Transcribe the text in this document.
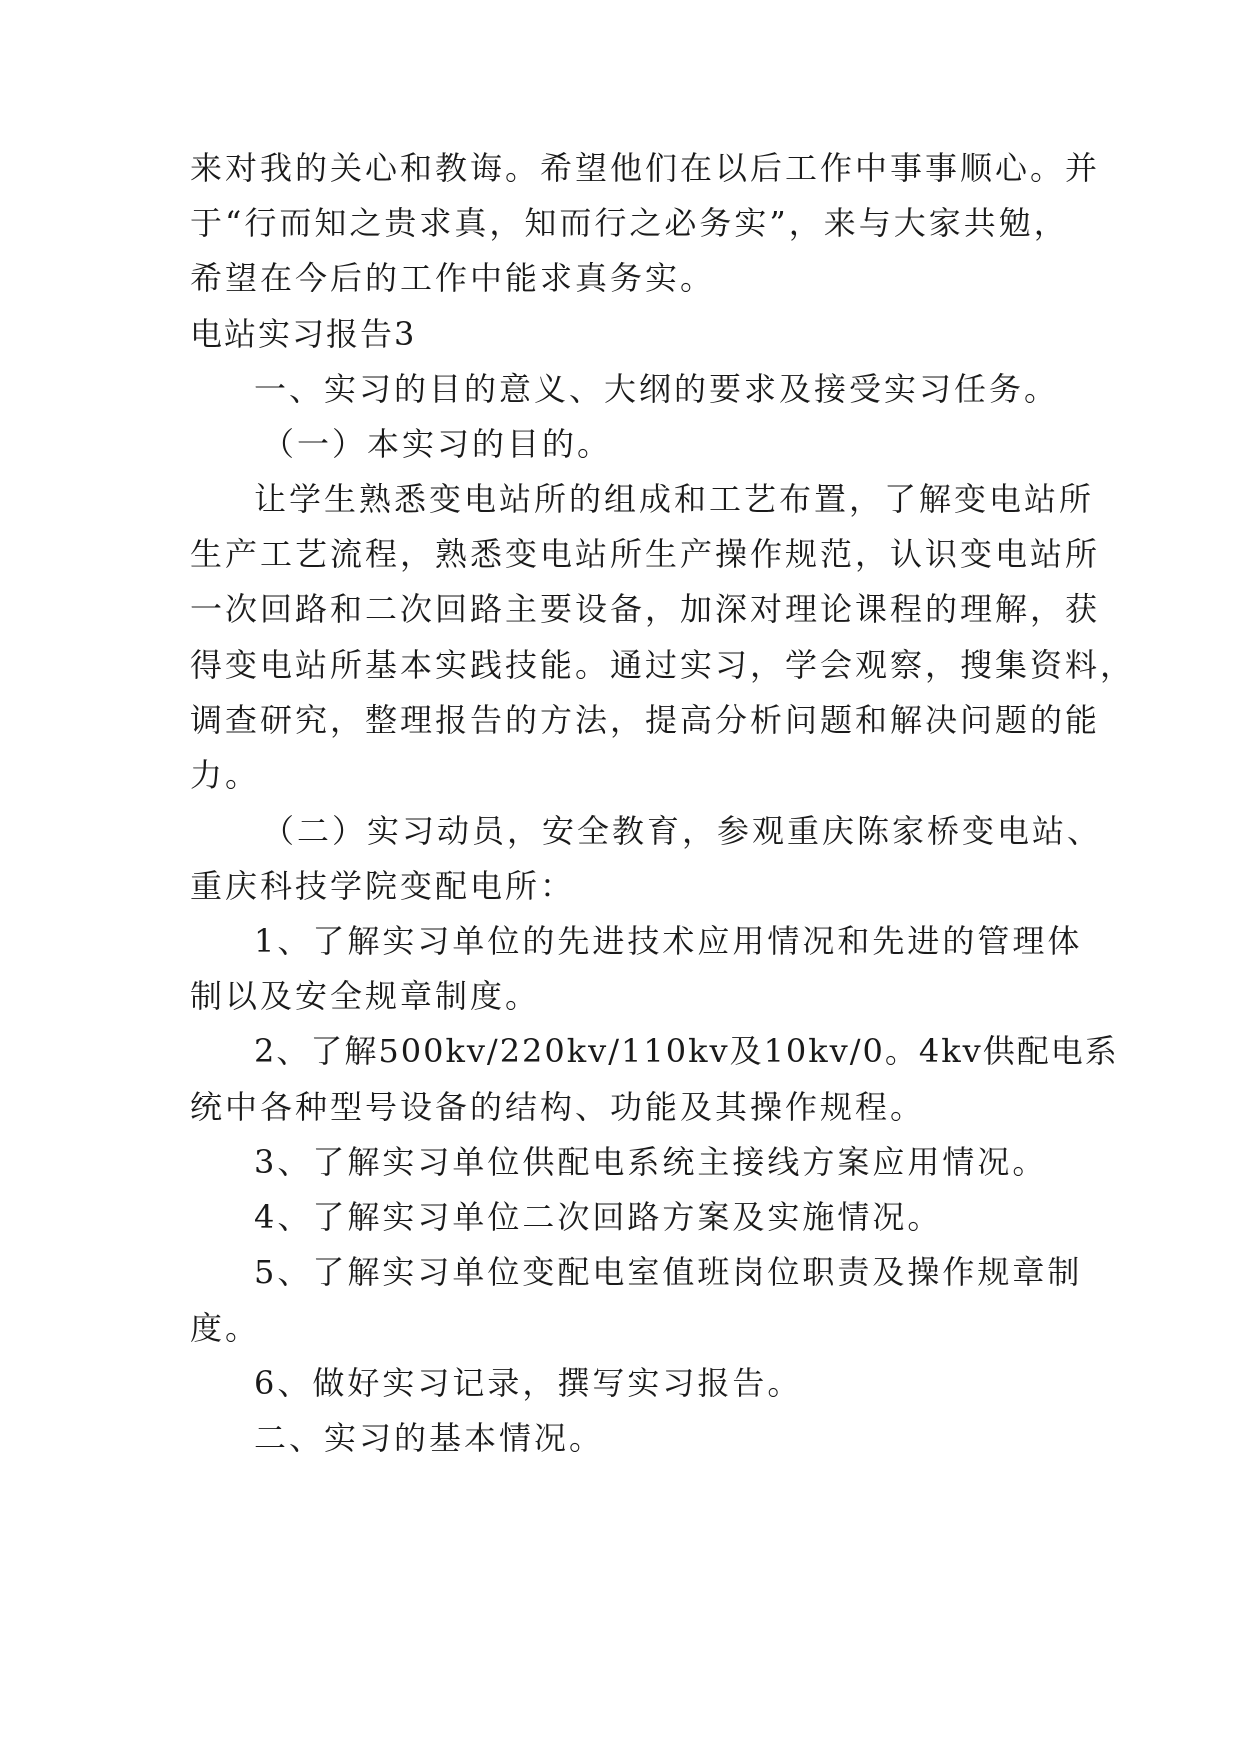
来对我的关心和教诲。希望他们在以后工作中事事顺心。并
于“行而知之贵求真，知而行之必务实”，来与大家共勉，
希望在今后的工作中能求真务实。
电站实习报告3
一、实习的目的意义、大纲的要求及接受实习任务。
（一）本实习的目的。
让学生熟悉变电站所的组成和工艺布置，了解变电站所
生产工艺流程，熟悉变电站所生产操作规范，认识变电站所
一次回路和二次回路主要设备，加深对理论课程的理解，获
得变电站所基本实践技能。通过实习，学会观察，搜集资料，
调查研究，整理报告的方法，提高分析问题和解决问题的能
力。
（二）实习动员，安全教育，参观重庆陈家桥变电站、
重庆科技学院变配电所：
1、了解实习单位的先进技术应用情况和先进的管理体
制以及安全规章制度。
2、了解500kv/220kv/110kv及10kv/0。4kv供配电系
统中各种型号设备的结构、功能及其操作规程。
3、了解实习单位供配电系统主接线方案应用情况。
4、了解实习单位二次回路方案及实施情况。
5、了解实习单位变配电室值班岗位职责及操作规章制
度。
6、做好实习记录，撰写实习报告。
二、实习的基本情况。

----

> _The problem_: Repeat each record exactly as shown above, dropping all images.

> _Answer to the exercise_:
Transcribe the text in this document.
来对我的关心和教诲。希望他们在以后工作中事事顺心。并
于“行而知之贵求真，知而行之必务实”，来与大家共勉，
希望在今后的工作中能求真务实。
电站实习报告3
一、实习的目的意义、大纲的要求及接受实习任务。
（一）本实习的目的。
让学生熟悉变电站所的组成和工艺布置，了解变电站所
生产工艺流程，熟悉变电站所生产操作规范，认识变电站所
一次回路和二次回路主要设备，加深对理论课程的理解，获
得变电站所基本实践技能。通过实习，学会观察，搜集资料，
调查研究，整理报告的方法，提高分析问题和解决问题的能
力。
（二）实习动员，安全教育，参观重庆陈家桥变电站、
重庆科技学院变配电所：
1、了解实习单位的先进技术应用情况和先进的管理体
制以及安全规章制度。
2、了解500kv/220kv/110kv及10kv/0。4kv供配电系
统中各种型号设备的结构、功能及其操作规程。
3、了解实习单位供配电系统主接线方案应用情况。
4、了解实习单位二次回路方案及实施情况。
5、了解实习单位变配电室值班岗位职责及操作规章制
度。
6、做好实习记录，撰写实习报告。
二、实习的基本情况。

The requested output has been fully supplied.